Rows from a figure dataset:

_ _ _ _

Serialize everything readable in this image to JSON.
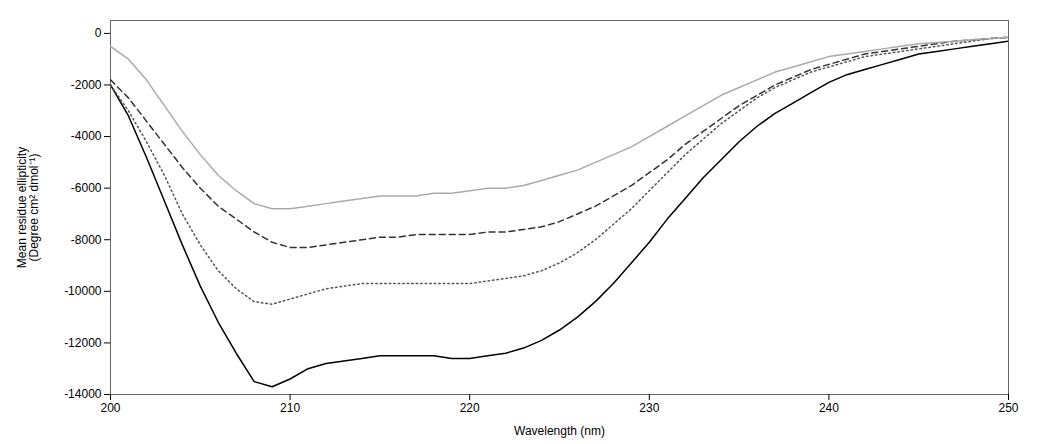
{
  "chart_data": {
    "type": "line",
    "xlabel": "Wavelength (nm)",
    "ylabel": "Mean residue ellipticity\n(Degree cm² dmol⁻¹)",
    "xlim": [
      200,
      250
    ],
    "ylim": [
      -14000,
      500
    ],
    "xticks": [
      200,
      210,
      220,
      230,
      240,
      250
    ],
    "yticks": [
      0,
      -2000,
      -4000,
      -6000,
      -8000,
      -10000,
      -12000,
      -14000
    ],
    "x": [
      200,
      201,
      202,
      203,
      204,
      205,
      206,
      207,
      208,
      209,
      210,
      211,
      212,
      213,
      214,
      215,
      216,
      217,
      218,
      219,
      220,
      221,
      222,
      223,
      224,
      225,
      226,
      227,
      228,
      229,
      230,
      231,
      232,
      233,
      234,
      235,
      236,
      237,
      238,
      239,
      240,
      241,
      242,
      243,
      244,
      245,
      246,
      247,
      248,
      249,
      250
    ],
    "series": [
      {
        "color": "#000000",
        "line_style": "solid",
        "values": [
          -2000,
          -3200,
          -4800,
          -6500,
          -8200,
          -9800,
          -11200,
          -12400,
          -13500,
          -13700,
          -13400,
          -13000,
          -12800,
          -12700,
          -12600,
          -12500,
          -12500,
          -12500,
          -12500,
          -12600,
          -12600,
          -12500,
          -12400,
          -12200,
          -11900,
          -11500,
          -11000,
          -10400,
          -9700,
          -8900,
          -8100,
          -7200,
          -6400,
          -5600,
          -4900,
          -4200,
          -3600,
          -3100,
          -2700,
          -2300,
          -1900,
          -1600,
          -1400,
          -1200,
          -1000,
          -800,
          -700,
          -600,
          -500,
          -400,
          -300
        ]
      },
      {
        "color": "#555555",
        "line_style": "dotted",
        "values": [
          -2000,
          -3000,
          -4200,
          -5500,
          -7000,
          -8200,
          -9200,
          -9900,
          -10400,
          -10500,
          -10300,
          -10100,
          -9900,
          -9800,
          -9700,
          -9700,
          -9700,
          -9700,
          -9700,
          -9700,
          -9700,
          -9600,
          -9500,
          -9400,
          -9200,
          -8900,
          -8500,
          -8000,
          -7400,
          -6800,
          -6100,
          -5400,
          -4700,
          -4100,
          -3500,
          -3000,
          -2500,
          -2100,
          -1800,
          -1500,
          -1300,
          -1100,
          -900,
          -800,
          -700,
          -600,
          -500,
          -400,
          -300,
          -200,
          -150
        ]
      },
      {
        "color": "#333333",
        "line_style": "dashed",
        "values": [
          -1800,
          -2500,
          -3400,
          -4300,
          -5200,
          -6000,
          -6700,
          -7200,
          -7700,
          -8100,
          -8300,
          -8300,
          -8200,
          -8100,
          -8000,
          -7900,
          -7900,
          -7800,
          -7800,
          -7800,
          -7800,
          -7700,
          -7700,
          -7600,
          -7500,
          -7300,
          -7000,
          -6700,
          -6300,
          -5900,
          -5400,
          -4900,
          -4300,
          -3800,
          -3300,
          -2800,
          -2400,
          -2000,
          -1700,
          -1400,
          -1200,
          -1000,
          -800,
          -700,
          -600,
          -500,
          -400,
          -300,
          -250,
          -200,
          -150
        ]
      },
      {
        "color": "#aaaaaa",
        "line_style": "solid",
        "values": [
          -500,
          -1000,
          -1800,
          -2800,
          -3800,
          -4700,
          -5500,
          -6100,
          -6600,
          -6800,
          -6800,
          -6700,
          -6600,
          -6500,
          -6400,
          -6300,
          -6300,
          -6300,
          -6200,
          -6200,
          -6100,
          -6000,
          -6000,
          -5900,
          -5700,
          -5500,
          -5300,
          -5000,
          -4700,
          -4400,
          -4000,
          -3600,
          -3200,
          -2800,
          -2400,
          -2100,
          -1800,
          -1500,
          -1300,
          -1100,
          -900,
          -800,
          -700,
          -600,
          -500,
          -400,
          -350,
          -300,
          -250,
          -200,
          -150
        ]
      }
    ]
  }
}
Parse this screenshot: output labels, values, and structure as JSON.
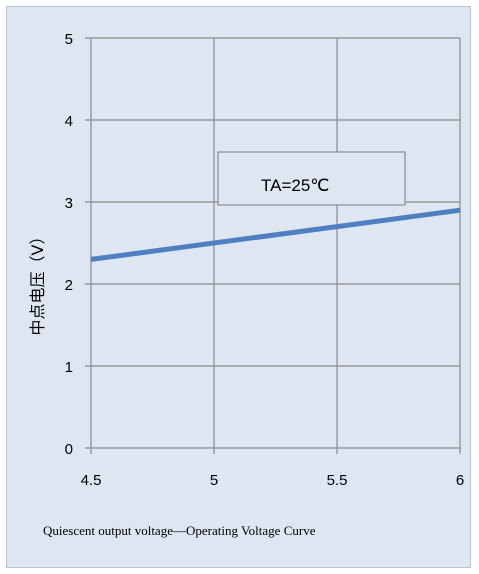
{
  "chart_data": {
    "type": "line",
    "x": [
      4.5,
      6
    ],
    "series": [
      {
        "values": [
          2.3,
          2.9
        ],
        "color": "#4f7fc0"
      }
    ],
    "xlim": [
      4.5,
      6
    ],
    "ylim": [
      0,
      5
    ],
    "xticks": [
      "4.5",
      "5",
      "5.5",
      "6"
    ],
    "yticks": [
      "0",
      "1",
      "2",
      "3",
      "4",
      "5"
    ],
    "ylabel": "中点电压（V）",
    "caption": "Quiescent output voltage—Operating Voltage Curve",
    "annotation": "TA=25℃",
    "grid": true,
    "plot_background": "#dde6f1",
    "grid_color": "#8a8a8a"
  }
}
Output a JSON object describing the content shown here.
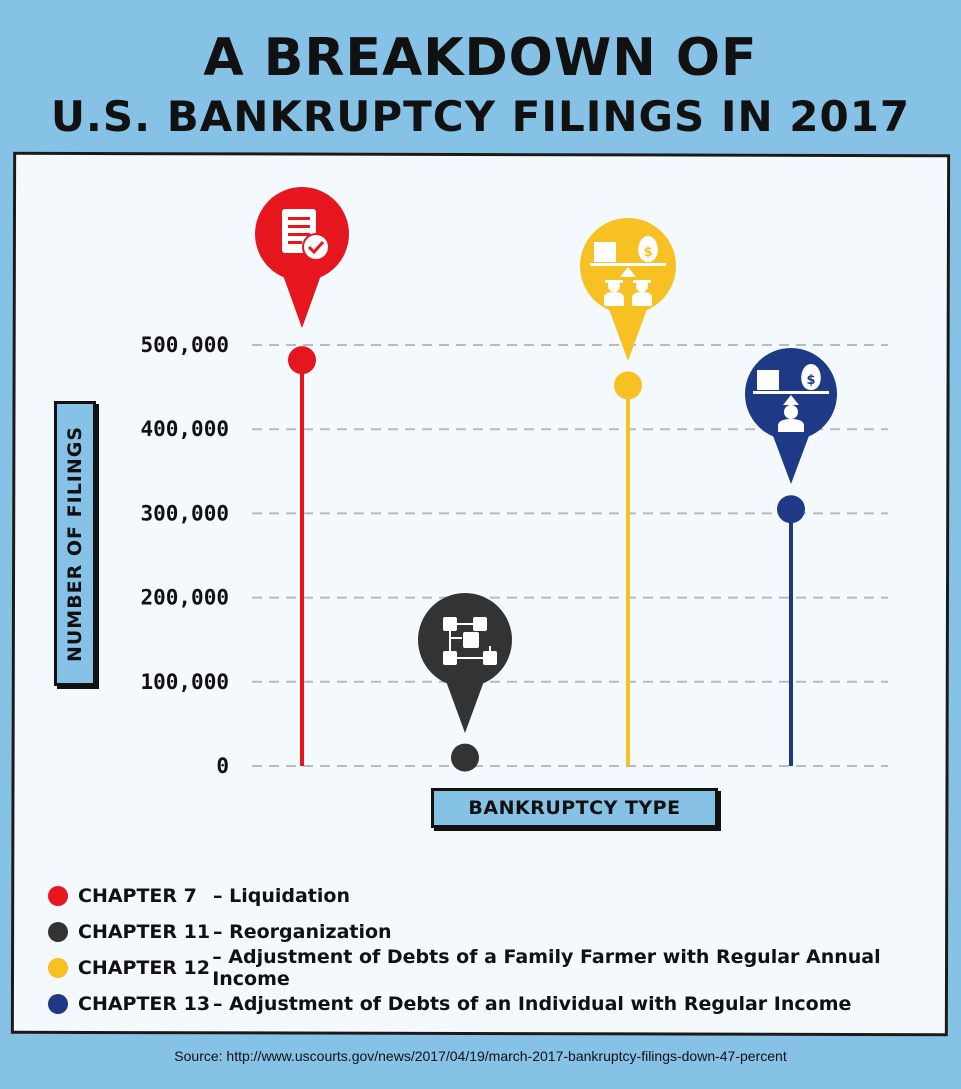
{
  "title": {
    "line1": "A BREAKDOWN OF",
    "line2": "U.S. BANKRUPTCY FILINGS IN 2017"
  },
  "chart_data": {
    "type": "scatter",
    "categories": [
      "CHAPTER 7",
      "CHAPTER 11",
      "CHAPTER 12",
      "CHAPTER 13"
    ],
    "values": [
      482000,
      10000,
      452000,
      305000
    ],
    "colors": [
      "#e5161d",
      "#333333",
      "#f7c123",
      "#1e3a86"
    ],
    "icons": [
      "document-check-icon",
      "org-chart-icon",
      "farmer-scale-icon",
      "individual-scale-icon"
    ],
    "yticks": [
      "0",
      "100,000",
      "200,000",
      "300,000",
      "400,000",
      "500,000"
    ],
    "ylim": [
      0,
      500000
    ],
    "ylabel": "NUMBER OF FILINGS",
    "xlabel": "BANKRUPTCY TYPE",
    "grid": true,
    "legend_position": "bottom-left"
  },
  "legend": [
    {
      "chapter": "CHAPTER 7",
      "desc": "– Liquidation",
      "color": "#e5161d"
    },
    {
      "chapter": "CHAPTER 11",
      "desc": "– Reorganization",
      "color": "#333333"
    },
    {
      "chapter": "CHAPTER 12",
      "desc": "– Adjustment of Debts of a Family Farmer with Regular Annual Income",
      "color": "#f7c123"
    },
    {
      "chapter": "CHAPTER 13",
      "desc": "– Adjustment of Debts of an Individual with Regular Income",
      "color": "#1e3a86"
    }
  ],
  "source": "Source: http://www.uscourts.gov/news/2017/04/19/march-2017-bankruptcy-filings-down-47-percent"
}
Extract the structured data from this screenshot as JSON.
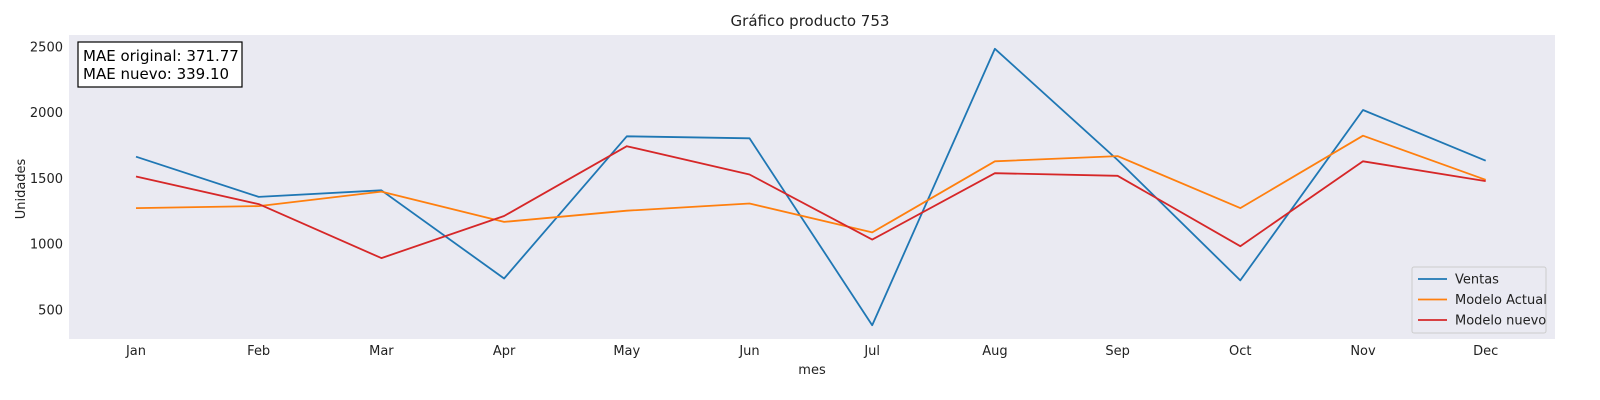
{
  "chart_data": {
    "type": "line",
    "title": "Gráfico producto 753",
    "xlabel": "mes",
    "ylabel": "Unidades",
    "categories": [
      "Jan",
      "Feb",
      "Mar",
      "Apr",
      "May",
      "Jun",
      "Jul",
      "Aug",
      "Sep",
      "Oct",
      "Nov",
      "Dec"
    ],
    "ylim": [
      280,
      2590
    ],
    "yticks": [
      500,
      1000,
      1500,
      2000,
      2500
    ],
    "grid": false,
    "legend_position": "bottom-right",
    "annotation": [
      "MAE original: 371.77",
      "MAE nuevo: 339.10"
    ],
    "series": [
      {
        "name": "Ventas",
        "color": "#1f77b4",
        "values": [
          1665,
          1360,
          1410,
          740,
          1820,
          1805,
          385,
          2485,
          1640,
          725,
          2020,
          1635
        ]
      },
      {
        "name": "Modelo Actual",
        "color": "#ff7f0e",
        "values": [
          1275,
          1290,
          1400,
          1170,
          1255,
          1310,
          1090,
          1630,
          1670,
          1275,
          1825,
          1490
        ]
      },
      {
        "name": "Modelo nuevo",
        "color": "#d62728",
        "values": [
          1515,
          1305,
          895,
          1215,
          1745,
          1530,
          1035,
          1540,
          1520,
          985,
          1630,
          1480
        ]
      }
    ]
  }
}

_ _ _ _

(Requirements) Write out each entry exactly as given, omitting any picture.

(Written solution)
Serialize everything readable in this image to JSON.
{
  "chart_data": {
    "type": "line",
    "xlabel": "Wavelength (nm)",
    "ylabel": "Mean residue ellipticity\n(Degree cm² dmol⁻¹)",
    "xlim": [
      200,
      250
    ],
    "ylim": [
      -14000,
      500
    ],
    "xticks": [
      200,
      210,
      220,
      230,
      240,
      250
    ],
    "yticks": [
      0,
      -2000,
      -4000,
      -6000,
      -8000,
      -10000,
      -12000,
      -14000
    ],
    "x": [
      200,
      201,
      202,
      203,
      204,
      205,
      206,
      207,
      208,
      209,
      210,
      211,
      212,
      213,
      214,
      215,
      216,
      217,
      218,
      219,
      220,
      221,
      222,
      223,
      224,
      225,
      226,
      227,
      228,
      229,
      230,
      231,
      232,
      233,
      234,
      235,
      236,
      237,
      238,
      239,
      240,
      241,
      242,
      243,
      244,
      245,
      246,
      247,
      248,
      249,
      250
    ],
    "series": [
      {
        "color": "#000000",
        "line_style": "solid",
        "values": [
          -2000,
          -3200,
          -4800,
          -6500,
          -8200,
          -9800,
          -11200,
          -12400,
          -13500,
          -13700,
          -13400,
          -13000,
          -12800,
          -12700,
          -12600,
          -12500,
          -12500,
          -12500,
          -12500,
          -12600,
          -12600,
          -12500,
          -12400,
          -12200,
          -11900,
          -11500,
          -11000,
          -10400,
          -9700,
          -8900,
          -8100,
          -7200,
          -6400,
          -5600,
          -4900,
          -4200,
          -3600,
          -3100,
          -2700,
          -2300,
          -1900,
          -1600,
          -1400,
          -1200,
          -1000,
          -800,
          -700,
          -600,
          -500,
          -400,
          -300
        ]
      },
      {
        "color": "#555555",
        "line_style": "dotted",
        "values": [
          -2000,
          -3000,
          -4200,
          -5500,
          -7000,
          -8200,
          -9200,
          -9900,
          -10400,
          -10500,
          -10300,
          -10100,
          -9900,
          -9800,
          -9700,
          -9700,
          -9700,
          -9700,
          -9700,
          -9700,
          -9700,
          -9600,
          -9500,
          -9400,
          -9200,
          -8900,
          -8500,
          -8000,
          -7400,
          -6800,
          -6100,
          -5400,
          -4700,
          -4100,
          -3500,
          -3000,
          -2500,
          -2100,
          -1800,
          -1500,
          -1300,
          -1100,
          -900,
          -800,
          -700,
          -600,
          -500,
          -400,
          -300,
          -200,
          -150
        ]
      },
      {
        "color": "#333333",
        "line_style": "dashed",
        "values": [
          -1800,
          -2500,
          -3400,
          -4300,
          -5200,
          -6000,
          -6700,
          -7200,
          -7700,
          -8100,
          -8300,
          -8300,
          -8200,
          -8100,
          -8000,
          -7900,
          -7900,
          -7800,
          -7800,
          -7800,
          -7800,
          -7700,
          -7700,
          -7600,
          -7500,
          -7300,
          -7000,
          -6700,
          -6300,
          -5900,
          -5400,
          -4900,
          -4300,
          -3800,
          -3300,
          -2800,
          -2400,
          -2000,
          -1700,
          -1400,
          -1200,
          -1000,
          -800,
          -700,
          -600,
          -500,
          -400,
          -300,
          -250,
          -200,
          -150
        ]
      },
      {
        "color": "#aaaaaa",
        "line_style": "solid",
        "values": [
          -500,
          -1000,
          -1800,
          -2800,
          -3800,
          -4700,
          -5500,
          -6100,
          -6600,
          -6800,
          -6800,
          -6700,
          -6600,
          -6500,
          -6400,
          -6300,
          -6300,
          -6300,
          -6200,
          -6200,
          -6100,
          -6000,
          -6000,
          -5900,
          -5700,
          -5500,
          -5300,
          -5000,
          -4700,
          -4400,
          -4000,
          -3600,
          -3200,
          -2800,
          -2400,
          -2100,
          -1800,
          -1500,
          -1300,
          -1100,
          -900,
          -800,
          -700,
          -600,
          -500,
          -400,
          -350,
          -300,
          -250,
          -200,
          -150
        ]
      }
    ]
  }
}
Parse this screenshot: output labels, values, and structure as JSON.
{
  "chart_data": {
    "type": "line",
    "x": [
      4.5,
      6
    ],
    "series": [
      {
        "values": [
          2.3,
          2.9
        ],
        "color": "#4f7fc0"
      }
    ],
    "xlim": [
      4.5,
      6
    ],
    "ylim": [
      0,
      5
    ],
    "xticks": [
      "4.5",
      "5",
      "5.5",
      "6"
    ],
    "yticks": [
      "0",
      "1",
      "2",
      "3",
      "4",
      "5"
    ],
    "ylabel": "中点电压（V）",
    "caption": "Quiescent output voltage—Operating Voltage Curve",
    "annotation": "TA=25℃",
    "grid": true,
    "plot_background": "#dde6f1",
    "grid_color": "#8a8a8a"
  }
}
Output a JSON object describing the content shown here.
{
  "title": {
    "line1": "A BREAKDOWN OF",
    "line2": "U.S. BANKRUPTCY FILINGS IN 2017"
  },
  "chart_data": {
    "type": "scatter",
    "categories": [
      "CHAPTER 7",
      "CHAPTER 11",
      "CHAPTER 12",
      "CHAPTER 13"
    ],
    "values": [
      482000,
      10000,
      452000,
      305000
    ],
    "colors": [
      "#e5161d",
      "#333333",
      "#f7c123",
      "#1e3a86"
    ],
    "icons": [
      "document-check-icon",
      "org-chart-icon",
      "farmer-scale-icon",
      "individual-scale-icon"
    ],
    "yticks": [
      "0",
      "100,000",
      "200,000",
      "300,000",
      "400,000",
      "500,000"
    ],
    "ylim": [
      0,
      500000
    ],
    "ylabel": "NUMBER OF FILINGS",
    "xlabel": "BANKRUPTCY TYPE",
    "grid": true,
    "legend_position": "bottom-left"
  },
  "legend": [
    {
      "chapter": "CHAPTER 7",
      "desc": "– Liquidation",
      "color": "#e5161d"
    },
    {
      "chapter": "CHAPTER 11",
      "desc": "– Reorganization",
      "color": "#333333"
    },
    {
      "chapter": "CHAPTER 12",
      "desc": "– Adjustment of Debts of a Family Farmer with Regular Annual Income",
      "color": "#f7c123"
    },
    {
      "chapter": "CHAPTER 13",
      "desc": "– Adjustment of Debts of an Individual with Regular Income",
      "color": "#1e3a86"
    }
  ],
  "source": "Source: http://www.uscourts.gov/news/2017/04/19/march-2017-bankruptcy-filings-down-47-percent"
}
Extract the structured data from this screenshot as JSON.
{
  "chart_data": {
    "type": "line",
    "title": "Gráfico producto 753",
    "xlabel": "mes",
    "ylabel": "Unidades",
    "categories": [
      "Jan",
      "Feb",
      "Mar",
      "Apr",
      "May",
      "Jun",
      "Jul",
      "Aug",
      "Sep",
      "Oct",
      "Nov",
      "Dec"
    ],
    "ylim": [
      280,
      2590
    ],
    "yticks": [
      500,
      1000,
      1500,
      2000,
      2500
    ],
    "grid": false,
    "legend_position": "bottom-right",
    "annotation": [
      "MAE original: 371.77",
      "MAE nuevo: 339.10"
    ],
    "series": [
      {
        "name": "Ventas",
        "color": "#1f77b4",
        "values": [
          1665,
          1360,
          1410,
          740,
          1820,
          1805,
          385,
          2485,
          1640,
          725,
          2020,
          1635
        ]
      },
      {
        "name": "Modelo Actual",
        "color": "#ff7f0e",
        "values": [
          1275,
          1290,
          1400,
          1170,
          1255,
          1310,
          1090,
          1630,
          1670,
          1275,
          1825,
          1490
        ]
      },
      {
        "name": "Modelo nuevo",
        "color": "#d62728",
        "values": [
          1515,
          1305,
          895,
          1215,
          1745,
          1530,
          1035,
          1540,
          1520,
          985,
          1630,
          1480
        ]
      }
    ]
  }
}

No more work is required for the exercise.